** START OF RECORDS SUPPLIED **

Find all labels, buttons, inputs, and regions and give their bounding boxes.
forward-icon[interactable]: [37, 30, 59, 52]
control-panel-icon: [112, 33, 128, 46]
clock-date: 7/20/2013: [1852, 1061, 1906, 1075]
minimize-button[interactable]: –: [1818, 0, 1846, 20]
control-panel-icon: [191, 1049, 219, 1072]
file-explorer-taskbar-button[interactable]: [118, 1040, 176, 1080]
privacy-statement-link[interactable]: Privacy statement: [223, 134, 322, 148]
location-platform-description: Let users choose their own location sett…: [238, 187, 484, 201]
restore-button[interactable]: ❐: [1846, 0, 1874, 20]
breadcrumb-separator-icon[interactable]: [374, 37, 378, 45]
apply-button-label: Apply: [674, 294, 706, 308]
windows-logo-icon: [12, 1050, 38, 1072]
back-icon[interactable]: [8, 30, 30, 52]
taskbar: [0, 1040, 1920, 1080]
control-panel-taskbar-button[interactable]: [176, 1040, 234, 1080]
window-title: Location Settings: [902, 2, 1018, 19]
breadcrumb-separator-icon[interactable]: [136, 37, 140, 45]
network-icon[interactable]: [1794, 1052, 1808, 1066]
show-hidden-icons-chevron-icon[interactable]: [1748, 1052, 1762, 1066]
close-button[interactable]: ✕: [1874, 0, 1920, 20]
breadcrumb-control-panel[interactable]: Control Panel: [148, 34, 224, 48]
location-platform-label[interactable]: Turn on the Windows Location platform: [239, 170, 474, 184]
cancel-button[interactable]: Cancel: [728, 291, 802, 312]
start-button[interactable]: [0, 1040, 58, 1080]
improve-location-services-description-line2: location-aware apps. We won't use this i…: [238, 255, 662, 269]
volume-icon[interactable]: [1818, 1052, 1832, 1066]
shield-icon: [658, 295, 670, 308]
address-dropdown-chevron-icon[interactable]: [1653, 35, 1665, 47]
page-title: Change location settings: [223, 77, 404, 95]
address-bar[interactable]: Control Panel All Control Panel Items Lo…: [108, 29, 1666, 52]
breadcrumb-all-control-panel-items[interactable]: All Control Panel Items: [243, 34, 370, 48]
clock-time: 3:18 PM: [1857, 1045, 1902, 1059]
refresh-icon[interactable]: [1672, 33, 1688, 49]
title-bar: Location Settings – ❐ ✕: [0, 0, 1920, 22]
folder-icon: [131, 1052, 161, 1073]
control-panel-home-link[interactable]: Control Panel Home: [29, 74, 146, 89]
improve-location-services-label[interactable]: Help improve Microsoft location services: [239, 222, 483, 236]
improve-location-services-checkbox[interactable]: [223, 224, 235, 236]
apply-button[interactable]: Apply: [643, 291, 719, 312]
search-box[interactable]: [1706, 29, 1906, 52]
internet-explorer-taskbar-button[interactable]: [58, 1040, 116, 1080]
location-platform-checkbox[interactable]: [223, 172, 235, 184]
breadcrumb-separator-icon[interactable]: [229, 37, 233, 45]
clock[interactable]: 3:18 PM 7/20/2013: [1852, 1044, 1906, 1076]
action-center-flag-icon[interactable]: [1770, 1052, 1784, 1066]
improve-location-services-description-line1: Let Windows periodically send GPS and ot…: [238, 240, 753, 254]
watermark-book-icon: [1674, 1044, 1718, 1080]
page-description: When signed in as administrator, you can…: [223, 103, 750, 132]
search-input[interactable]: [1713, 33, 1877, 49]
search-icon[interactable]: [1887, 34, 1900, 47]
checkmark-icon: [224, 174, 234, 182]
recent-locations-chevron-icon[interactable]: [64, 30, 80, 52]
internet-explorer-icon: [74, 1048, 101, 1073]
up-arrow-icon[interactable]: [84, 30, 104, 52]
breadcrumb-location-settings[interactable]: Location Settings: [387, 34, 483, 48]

** END OF RECORDS SUPPLIED **

AIM OF THE EXERCISE: Reproduce every line of the data verbatim.

RESULT OF THIS EXERCISE:
Find all labels, buttons, inputs, and regions and give their bounding boxes.
forward-icon[interactable]: [37, 30, 59, 52]
control-panel-icon: [112, 33, 128, 46]
clock-date: 7/20/2013: [1852, 1061, 1906, 1075]
minimize-button[interactable]: –: [1818, 0, 1846, 20]
control-panel-icon: [191, 1049, 219, 1072]
file-explorer-taskbar-button[interactable]: [118, 1040, 176, 1080]
privacy-statement-link[interactable]: Privacy statement: [223, 134, 322, 148]
location-platform-description: Let users choose their own location sett…: [238, 187, 484, 201]
restore-button[interactable]: ❐: [1846, 0, 1874, 20]
breadcrumb-separator-icon[interactable]: [374, 37, 378, 45]
apply-button-label: Apply: [674, 294, 706, 308]
windows-logo-icon: [12, 1050, 38, 1072]
back-icon[interactable]: [8, 30, 30, 52]
taskbar: [0, 1040, 1920, 1080]
control-panel-taskbar-button[interactable]: [176, 1040, 234, 1080]
window-title: Location Settings: [902, 2, 1018, 19]
breadcrumb-separator-icon[interactable]: [136, 37, 140, 45]
network-icon[interactable]: [1794, 1052, 1808, 1066]
show-hidden-icons-chevron-icon[interactable]: [1748, 1052, 1762, 1066]
close-button[interactable]: ✕: [1874, 0, 1920, 20]
breadcrumb-control-panel[interactable]: Control Panel: [148, 34, 224, 48]
location-platform-label[interactable]: Turn on the Windows Location platform: [239, 170, 474, 184]
cancel-button[interactable]: Cancel: [728, 291, 802, 312]
start-button[interactable]: [0, 1040, 58, 1080]
improve-location-services-description-line2: location-aware apps. We won't use this i…: [238, 255, 662, 269]
volume-icon[interactable]: [1818, 1052, 1832, 1066]
shield-icon: [658, 295, 670, 308]
address-dropdown-chevron-icon[interactable]: [1653, 35, 1665, 47]
page-title: Change location settings: [223, 77, 404, 95]
address-bar[interactable]: Control Panel All Control Panel Items Lo…: [108, 29, 1666, 52]
breadcrumb-all-control-panel-items[interactable]: All Control Panel Items: [243, 34, 370, 48]
clock-time: 3:18 PM: [1857, 1045, 1902, 1059]
refresh-icon[interactable]: [1672, 33, 1688, 49]
title-bar: Location Settings – ❐ ✕: [0, 0, 1920, 22]
folder-icon: [131, 1052, 161, 1073]
control-panel-home-link[interactable]: Control Panel Home: [29, 74, 146, 89]
improve-location-services-label[interactable]: Help improve Microsoft location services: [239, 222, 483, 236]
improve-location-services-checkbox[interactable]: [223, 224, 235, 236]
apply-button[interactable]: Apply: [643, 291, 719, 312]
search-box[interactable]: [1706, 29, 1906, 52]
internet-explorer-taskbar-button[interactable]: [58, 1040, 116, 1080]
location-platform-checkbox[interactable]: [223, 172, 235, 184]
breadcrumb-separator-icon[interactable]: [229, 37, 233, 45]
clock[interactable]: 3:18 PM 7/20/2013: [1852, 1044, 1906, 1076]
action-center-flag-icon[interactable]: [1770, 1052, 1784, 1066]
improve-location-services-description-line1: Let Windows periodically send GPS and ot…: [238, 240, 753, 254]
watermark-book-icon: [1674, 1044, 1718, 1080]
page-description: When signed in as administrator, you can…: [223, 103, 750, 132]
search-input[interactable]: [1713, 33, 1877, 49]
search-icon[interactable]: [1887, 34, 1900, 47]
checkmark-icon: [224, 174, 234, 182]
recent-locations-chevron-icon[interactable]: [64, 30, 80, 52]
internet-explorer-icon: [74, 1048, 101, 1073]
up-arrow-icon[interactable]: [84, 30, 104, 52]
breadcrumb-location-settings[interactable]: Location Settings: [387, 34, 483, 48]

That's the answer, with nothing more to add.